Dataset records:
-=-=-

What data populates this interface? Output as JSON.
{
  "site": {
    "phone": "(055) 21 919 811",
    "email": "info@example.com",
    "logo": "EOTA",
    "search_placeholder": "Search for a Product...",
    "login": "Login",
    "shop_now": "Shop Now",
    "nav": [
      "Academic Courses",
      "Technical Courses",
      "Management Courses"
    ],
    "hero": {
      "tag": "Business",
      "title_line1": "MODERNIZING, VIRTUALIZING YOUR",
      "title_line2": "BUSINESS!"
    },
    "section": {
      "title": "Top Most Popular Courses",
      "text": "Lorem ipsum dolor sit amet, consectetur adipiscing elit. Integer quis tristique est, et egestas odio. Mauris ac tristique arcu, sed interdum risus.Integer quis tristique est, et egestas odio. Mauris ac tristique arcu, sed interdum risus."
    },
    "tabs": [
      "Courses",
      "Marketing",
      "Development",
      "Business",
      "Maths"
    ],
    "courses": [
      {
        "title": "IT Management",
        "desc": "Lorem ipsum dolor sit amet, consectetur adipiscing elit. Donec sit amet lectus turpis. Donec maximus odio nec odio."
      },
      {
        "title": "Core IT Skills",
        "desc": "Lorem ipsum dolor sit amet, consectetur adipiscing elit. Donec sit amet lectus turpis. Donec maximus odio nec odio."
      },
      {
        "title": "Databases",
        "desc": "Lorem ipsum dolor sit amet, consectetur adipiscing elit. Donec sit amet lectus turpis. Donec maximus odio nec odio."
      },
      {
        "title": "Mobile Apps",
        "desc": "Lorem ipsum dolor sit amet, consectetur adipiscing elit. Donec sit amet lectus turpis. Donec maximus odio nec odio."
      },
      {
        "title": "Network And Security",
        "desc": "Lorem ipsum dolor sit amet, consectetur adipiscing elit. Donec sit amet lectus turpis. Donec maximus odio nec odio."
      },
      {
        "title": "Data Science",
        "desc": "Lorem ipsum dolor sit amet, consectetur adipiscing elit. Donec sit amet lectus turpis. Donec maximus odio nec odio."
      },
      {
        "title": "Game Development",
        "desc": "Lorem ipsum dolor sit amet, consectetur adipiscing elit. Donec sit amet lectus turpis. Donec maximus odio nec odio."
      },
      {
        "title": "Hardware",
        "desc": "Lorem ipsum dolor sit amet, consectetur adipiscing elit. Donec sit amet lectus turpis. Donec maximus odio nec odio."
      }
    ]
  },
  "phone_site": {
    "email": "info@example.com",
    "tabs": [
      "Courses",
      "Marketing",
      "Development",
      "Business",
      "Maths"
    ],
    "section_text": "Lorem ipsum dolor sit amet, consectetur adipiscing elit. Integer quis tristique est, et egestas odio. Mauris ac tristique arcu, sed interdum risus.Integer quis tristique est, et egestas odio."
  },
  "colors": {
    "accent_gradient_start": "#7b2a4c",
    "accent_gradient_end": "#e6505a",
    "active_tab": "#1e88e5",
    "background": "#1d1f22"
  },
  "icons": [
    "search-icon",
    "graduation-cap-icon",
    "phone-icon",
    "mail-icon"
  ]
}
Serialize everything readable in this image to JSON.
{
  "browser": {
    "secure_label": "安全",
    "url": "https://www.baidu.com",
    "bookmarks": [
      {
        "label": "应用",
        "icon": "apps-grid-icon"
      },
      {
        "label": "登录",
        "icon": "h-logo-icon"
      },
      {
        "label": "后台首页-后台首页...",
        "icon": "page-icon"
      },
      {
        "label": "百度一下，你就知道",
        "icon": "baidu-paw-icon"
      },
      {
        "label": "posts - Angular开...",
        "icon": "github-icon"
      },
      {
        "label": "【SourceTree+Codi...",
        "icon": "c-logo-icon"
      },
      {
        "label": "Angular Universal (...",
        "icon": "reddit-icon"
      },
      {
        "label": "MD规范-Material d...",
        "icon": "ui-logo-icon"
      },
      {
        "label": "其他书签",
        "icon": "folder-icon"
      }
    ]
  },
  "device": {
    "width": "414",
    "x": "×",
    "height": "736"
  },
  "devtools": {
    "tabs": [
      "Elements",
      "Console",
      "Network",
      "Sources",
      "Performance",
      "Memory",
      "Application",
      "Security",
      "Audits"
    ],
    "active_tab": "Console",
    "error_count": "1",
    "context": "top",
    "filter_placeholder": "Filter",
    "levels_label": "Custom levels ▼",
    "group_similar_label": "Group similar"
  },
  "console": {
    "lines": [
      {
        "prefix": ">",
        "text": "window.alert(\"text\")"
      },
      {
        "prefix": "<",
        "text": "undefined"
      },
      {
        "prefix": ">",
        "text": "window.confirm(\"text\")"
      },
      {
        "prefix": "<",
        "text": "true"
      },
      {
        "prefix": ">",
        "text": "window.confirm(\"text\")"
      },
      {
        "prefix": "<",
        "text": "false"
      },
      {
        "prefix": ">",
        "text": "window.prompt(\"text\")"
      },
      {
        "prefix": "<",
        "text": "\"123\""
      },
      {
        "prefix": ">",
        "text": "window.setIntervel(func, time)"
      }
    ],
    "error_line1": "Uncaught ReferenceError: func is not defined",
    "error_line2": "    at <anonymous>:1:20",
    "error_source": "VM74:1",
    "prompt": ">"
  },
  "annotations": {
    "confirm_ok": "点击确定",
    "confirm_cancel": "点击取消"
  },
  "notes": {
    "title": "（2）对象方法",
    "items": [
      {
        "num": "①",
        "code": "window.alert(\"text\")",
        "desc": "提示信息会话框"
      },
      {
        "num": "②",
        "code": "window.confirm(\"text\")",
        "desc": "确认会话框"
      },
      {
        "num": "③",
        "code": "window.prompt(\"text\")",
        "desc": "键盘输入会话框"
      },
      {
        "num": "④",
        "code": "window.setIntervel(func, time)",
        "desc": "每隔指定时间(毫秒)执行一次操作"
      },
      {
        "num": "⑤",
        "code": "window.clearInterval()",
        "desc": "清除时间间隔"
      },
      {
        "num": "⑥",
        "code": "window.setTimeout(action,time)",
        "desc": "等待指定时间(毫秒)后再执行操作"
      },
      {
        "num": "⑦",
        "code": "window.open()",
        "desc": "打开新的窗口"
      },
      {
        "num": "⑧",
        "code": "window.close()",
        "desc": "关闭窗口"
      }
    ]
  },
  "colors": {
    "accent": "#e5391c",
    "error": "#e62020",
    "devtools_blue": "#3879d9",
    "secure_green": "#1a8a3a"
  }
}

-=-=-

▶ [Problem to solve]: Look through the entries and find each line that has the string "logo". Copy those lines.

▶ [Expected output]:
    "logo": "EOTA",
        "icon": "h-logo-icon"
        "icon": "c-logo-icon"
        "icon": "ui-logo-icon"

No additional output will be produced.